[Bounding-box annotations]

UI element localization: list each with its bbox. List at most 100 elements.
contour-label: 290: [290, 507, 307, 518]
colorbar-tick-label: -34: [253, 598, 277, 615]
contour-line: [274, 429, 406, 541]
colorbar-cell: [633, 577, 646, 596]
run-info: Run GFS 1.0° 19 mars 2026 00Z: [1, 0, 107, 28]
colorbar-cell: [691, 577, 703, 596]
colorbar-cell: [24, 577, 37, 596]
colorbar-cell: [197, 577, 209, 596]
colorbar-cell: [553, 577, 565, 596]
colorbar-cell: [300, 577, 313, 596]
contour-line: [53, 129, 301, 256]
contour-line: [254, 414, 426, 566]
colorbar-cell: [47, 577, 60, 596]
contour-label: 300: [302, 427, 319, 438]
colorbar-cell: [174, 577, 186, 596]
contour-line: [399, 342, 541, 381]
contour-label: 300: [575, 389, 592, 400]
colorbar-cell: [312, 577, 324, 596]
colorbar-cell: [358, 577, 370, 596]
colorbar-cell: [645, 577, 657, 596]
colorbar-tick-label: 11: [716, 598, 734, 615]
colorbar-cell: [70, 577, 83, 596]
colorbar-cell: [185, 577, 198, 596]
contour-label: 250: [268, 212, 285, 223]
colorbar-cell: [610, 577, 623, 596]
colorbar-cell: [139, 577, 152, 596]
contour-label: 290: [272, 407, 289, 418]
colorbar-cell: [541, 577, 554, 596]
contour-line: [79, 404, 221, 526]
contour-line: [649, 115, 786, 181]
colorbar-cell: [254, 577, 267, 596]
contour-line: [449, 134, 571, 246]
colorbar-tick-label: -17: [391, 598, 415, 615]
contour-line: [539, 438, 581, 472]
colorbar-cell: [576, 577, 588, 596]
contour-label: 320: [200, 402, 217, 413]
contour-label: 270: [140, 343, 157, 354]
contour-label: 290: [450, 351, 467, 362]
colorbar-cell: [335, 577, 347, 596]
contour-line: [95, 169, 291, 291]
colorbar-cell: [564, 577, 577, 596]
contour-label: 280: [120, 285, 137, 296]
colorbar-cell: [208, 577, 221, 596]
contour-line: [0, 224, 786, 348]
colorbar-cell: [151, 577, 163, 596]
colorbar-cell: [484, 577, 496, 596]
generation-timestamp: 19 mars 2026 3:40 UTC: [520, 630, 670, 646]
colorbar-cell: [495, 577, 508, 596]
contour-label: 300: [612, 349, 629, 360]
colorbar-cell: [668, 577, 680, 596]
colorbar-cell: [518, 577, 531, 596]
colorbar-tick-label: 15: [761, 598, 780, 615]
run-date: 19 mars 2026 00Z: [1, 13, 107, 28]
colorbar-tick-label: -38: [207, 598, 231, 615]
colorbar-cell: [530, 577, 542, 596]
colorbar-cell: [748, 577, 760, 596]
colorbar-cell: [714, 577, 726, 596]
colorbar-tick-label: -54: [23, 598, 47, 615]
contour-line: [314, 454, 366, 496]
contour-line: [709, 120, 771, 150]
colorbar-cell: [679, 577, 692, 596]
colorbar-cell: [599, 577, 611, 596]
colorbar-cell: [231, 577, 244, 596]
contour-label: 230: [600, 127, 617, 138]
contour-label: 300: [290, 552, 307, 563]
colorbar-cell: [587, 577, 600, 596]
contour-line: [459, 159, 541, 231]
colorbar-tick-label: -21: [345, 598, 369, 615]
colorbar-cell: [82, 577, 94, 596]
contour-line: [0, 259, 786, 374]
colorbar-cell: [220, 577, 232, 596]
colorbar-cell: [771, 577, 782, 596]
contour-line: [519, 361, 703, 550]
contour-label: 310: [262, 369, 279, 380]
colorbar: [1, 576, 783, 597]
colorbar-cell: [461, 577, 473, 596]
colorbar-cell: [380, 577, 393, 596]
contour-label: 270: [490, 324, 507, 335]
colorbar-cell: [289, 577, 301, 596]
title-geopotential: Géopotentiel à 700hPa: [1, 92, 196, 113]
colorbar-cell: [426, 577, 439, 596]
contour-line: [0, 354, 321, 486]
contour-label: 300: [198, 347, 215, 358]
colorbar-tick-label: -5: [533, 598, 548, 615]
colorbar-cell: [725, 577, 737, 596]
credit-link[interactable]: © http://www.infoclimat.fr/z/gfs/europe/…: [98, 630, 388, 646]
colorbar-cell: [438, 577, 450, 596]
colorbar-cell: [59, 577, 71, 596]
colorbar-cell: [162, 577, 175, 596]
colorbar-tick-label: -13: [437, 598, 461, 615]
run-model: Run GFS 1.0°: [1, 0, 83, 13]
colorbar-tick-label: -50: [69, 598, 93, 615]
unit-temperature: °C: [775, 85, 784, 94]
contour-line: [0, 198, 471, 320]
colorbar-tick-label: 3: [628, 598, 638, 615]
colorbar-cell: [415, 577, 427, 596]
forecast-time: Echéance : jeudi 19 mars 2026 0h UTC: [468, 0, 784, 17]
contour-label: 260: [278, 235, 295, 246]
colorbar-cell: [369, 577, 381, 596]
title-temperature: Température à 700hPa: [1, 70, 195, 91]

Your instructions: Can you reproduce every line of the records above verbatim, from the first to the last?

Output below:
UI element localization: list each with its bbox. List at most 100 elements.
contour-label: 290: [290, 507, 307, 518]
colorbar-tick-label: -34: [253, 598, 277, 615]
contour-line: [274, 429, 406, 541]
colorbar-cell: [633, 577, 646, 596]
run-info: Run GFS 1.0° 19 mars 2026 00Z: [1, 0, 107, 28]
colorbar-cell: [691, 577, 703, 596]
colorbar-cell: [24, 577, 37, 596]
colorbar-cell: [197, 577, 209, 596]
colorbar-cell: [553, 577, 565, 596]
colorbar-cell: [300, 577, 313, 596]
contour-line: [53, 129, 301, 256]
contour-line: [254, 414, 426, 566]
colorbar-cell: [47, 577, 60, 596]
contour-label: 300: [302, 427, 319, 438]
colorbar-cell: [174, 577, 186, 596]
contour-line: [399, 342, 541, 381]
contour-label: 300: [575, 389, 592, 400]
colorbar-cell: [312, 577, 324, 596]
colorbar-cell: [358, 577, 370, 596]
colorbar-cell: [645, 577, 657, 596]
colorbar-tick-label: 11: [716, 598, 734, 615]
colorbar-cell: [70, 577, 83, 596]
colorbar-cell: [185, 577, 198, 596]
contour-label: 250: [268, 212, 285, 223]
colorbar-cell: [610, 577, 623, 596]
colorbar-cell: [139, 577, 152, 596]
contour-label: 290: [272, 407, 289, 418]
colorbar-cell: [541, 577, 554, 596]
contour-line: [79, 404, 221, 526]
contour-line: [649, 115, 786, 181]
colorbar-cell: [254, 577, 267, 596]
contour-line: [449, 134, 571, 246]
colorbar-tick-label: -17: [391, 598, 415, 615]
contour-line: [539, 438, 581, 472]
colorbar-cell: [576, 577, 588, 596]
contour-label: 320: [200, 402, 217, 413]
contour-label: 270: [140, 343, 157, 354]
contour-label: 290: [450, 351, 467, 362]
colorbar-cell: [335, 577, 347, 596]
contour-line: [95, 169, 291, 291]
colorbar-cell: [564, 577, 577, 596]
contour-label: 280: [120, 285, 137, 296]
colorbar-cell: [208, 577, 221, 596]
contour-line: [0, 224, 786, 348]
colorbar-cell: [151, 577, 163, 596]
colorbar-cell: [484, 577, 496, 596]
generation-timestamp: 19 mars 2026 3:40 UTC: [520, 630, 670, 646]
colorbar-cell: [495, 577, 508, 596]
contour-label: 300: [612, 349, 629, 360]
colorbar-cell: [668, 577, 680, 596]
colorbar-cell: [518, 577, 531, 596]
colorbar-tick-label: 15: [761, 598, 780, 615]
run-date: 19 mars 2026 00Z: [1, 13, 107, 28]
colorbar-tick-label: -38: [207, 598, 231, 615]
colorbar-cell: [530, 577, 542, 596]
colorbar-cell: [748, 577, 760, 596]
colorbar-cell: [714, 577, 726, 596]
colorbar-tick-label: -54: [23, 598, 47, 615]
contour-line: [314, 454, 366, 496]
contour-line: [709, 120, 771, 150]
colorbar-cell: [679, 577, 692, 596]
colorbar-cell: [599, 577, 611, 596]
colorbar-cell: [231, 577, 244, 596]
contour-label: 230: [600, 127, 617, 138]
contour-label: 300: [290, 552, 307, 563]
colorbar-cell: [587, 577, 600, 596]
contour-line: [459, 159, 541, 231]
colorbar-tick-label: -21: [345, 598, 369, 615]
colorbar-cell: [82, 577, 94, 596]
contour-line: [0, 259, 786, 374]
colorbar-cell: [220, 577, 232, 596]
colorbar-cell: [771, 577, 782, 596]
contour-line: [519, 361, 703, 550]
contour-label: 310: [262, 369, 279, 380]
colorbar: [1, 576, 783, 597]
colorbar-cell: [461, 577, 473, 596]
colorbar-cell: [380, 577, 393, 596]
contour-label: 270: [490, 324, 507, 335]
colorbar-cell: [289, 577, 301, 596]
title-geopotential: Géopotentiel à 700hPa: [1, 92, 196, 113]
colorbar-cell: [426, 577, 439, 596]
contour-line: [0, 354, 321, 486]
contour-label: 300: [198, 347, 215, 358]
colorbar-tick-label: -5: [533, 598, 548, 615]
colorbar-cell: [725, 577, 737, 596]
credit-link[interactable]: © http://www.infoclimat.fr/z/gfs/europe/…: [98, 630, 388, 646]
colorbar-cell: [438, 577, 450, 596]
colorbar-cell: [59, 577, 71, 596]
colorbar-cell: [162, 577, 175, 596]
colorbar-tick-label: -13: [437, 598, 461, 615]
run-model: Run GFS 1.0°: [1, 0, 83, 13]
colorbar-tick-label: -50: [69, 598, 93, 615]
unit-temperature: °C: [775, 85, 784, 94]
contour-line: [0, 198, 471, 320]
colorbar-tick-label: 3: [628, 598, 638, 615]
colorbar-cell: [415, 577, 427, 596]
forecast-time: Echéance : jeudi 19 mars 2026 0h UTC: [468, 0, 784, 17]
contour-label: 260: [278, 235, 295, 246]
colorbar-cell: [369, 577, 381, 596]
title-temperature: Température à 700hPa: [1, 70, 195, 91]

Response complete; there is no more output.